begin

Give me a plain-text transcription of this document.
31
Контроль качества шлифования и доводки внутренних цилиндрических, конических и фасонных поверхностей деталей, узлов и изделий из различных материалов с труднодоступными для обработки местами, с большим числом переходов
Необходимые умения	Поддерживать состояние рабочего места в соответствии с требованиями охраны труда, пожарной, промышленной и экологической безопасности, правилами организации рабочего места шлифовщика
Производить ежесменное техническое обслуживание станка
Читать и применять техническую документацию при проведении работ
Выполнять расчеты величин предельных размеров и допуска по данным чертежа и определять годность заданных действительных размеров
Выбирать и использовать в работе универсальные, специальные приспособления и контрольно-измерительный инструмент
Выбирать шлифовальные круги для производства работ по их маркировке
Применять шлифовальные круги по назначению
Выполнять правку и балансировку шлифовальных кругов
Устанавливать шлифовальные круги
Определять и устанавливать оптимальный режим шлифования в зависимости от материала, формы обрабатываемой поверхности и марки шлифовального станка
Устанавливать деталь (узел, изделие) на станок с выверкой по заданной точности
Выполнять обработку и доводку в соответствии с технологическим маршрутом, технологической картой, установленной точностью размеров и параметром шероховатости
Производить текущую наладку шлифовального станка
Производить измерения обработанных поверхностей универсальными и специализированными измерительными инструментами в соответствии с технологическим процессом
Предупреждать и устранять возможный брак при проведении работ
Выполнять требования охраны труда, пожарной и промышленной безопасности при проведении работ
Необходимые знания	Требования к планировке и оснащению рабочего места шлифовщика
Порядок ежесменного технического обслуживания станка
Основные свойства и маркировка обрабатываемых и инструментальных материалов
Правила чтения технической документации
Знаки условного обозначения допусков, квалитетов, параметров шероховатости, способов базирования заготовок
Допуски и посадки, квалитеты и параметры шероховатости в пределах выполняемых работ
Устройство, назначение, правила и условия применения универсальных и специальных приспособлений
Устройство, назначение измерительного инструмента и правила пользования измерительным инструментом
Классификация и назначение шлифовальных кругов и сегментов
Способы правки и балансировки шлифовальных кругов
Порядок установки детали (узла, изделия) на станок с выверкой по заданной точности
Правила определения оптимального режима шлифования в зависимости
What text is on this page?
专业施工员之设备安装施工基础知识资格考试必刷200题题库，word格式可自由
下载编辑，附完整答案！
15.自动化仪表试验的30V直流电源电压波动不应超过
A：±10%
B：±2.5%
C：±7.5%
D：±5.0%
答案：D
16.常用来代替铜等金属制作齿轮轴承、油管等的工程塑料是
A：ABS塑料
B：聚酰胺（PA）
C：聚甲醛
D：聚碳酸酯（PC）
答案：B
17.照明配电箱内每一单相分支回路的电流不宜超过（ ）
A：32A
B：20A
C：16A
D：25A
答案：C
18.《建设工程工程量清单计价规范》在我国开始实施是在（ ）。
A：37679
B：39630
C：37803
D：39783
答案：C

end

◆ **Problem**:
Take the lines above from the one holding "What text is on this page?" to the last and output them exactly.

◆ **Result**:
What text is on this page?
专业施工员之设备安装施工基础知识资格考试必刷200题题库，word格式可自由
下载编辑，附完整答案！
15.自动化仪表试验的30V直流电源电压波动不应超过
A：±10%
B：±2.5%
C：±7.5%
D：±5.0%
答案：D
16.常用来代替铜等金属制作齿轮轴承、油管等的工程塑料是
A：ABS塑料
B：聚酰胺（PA）
C：聚甲醛
D：聚碳酸酯（PC）
答案：B
17.照明配电箱内每一单相分支回路的电流不宜超过（ ）
A：32A
B：20A
C：16A
D：25A
答案：C
18.《建设工程工程量清单计价规范》在我国开始实施是在（ ）。
A：37679
B：39630
C：37803
D：39783
答案：C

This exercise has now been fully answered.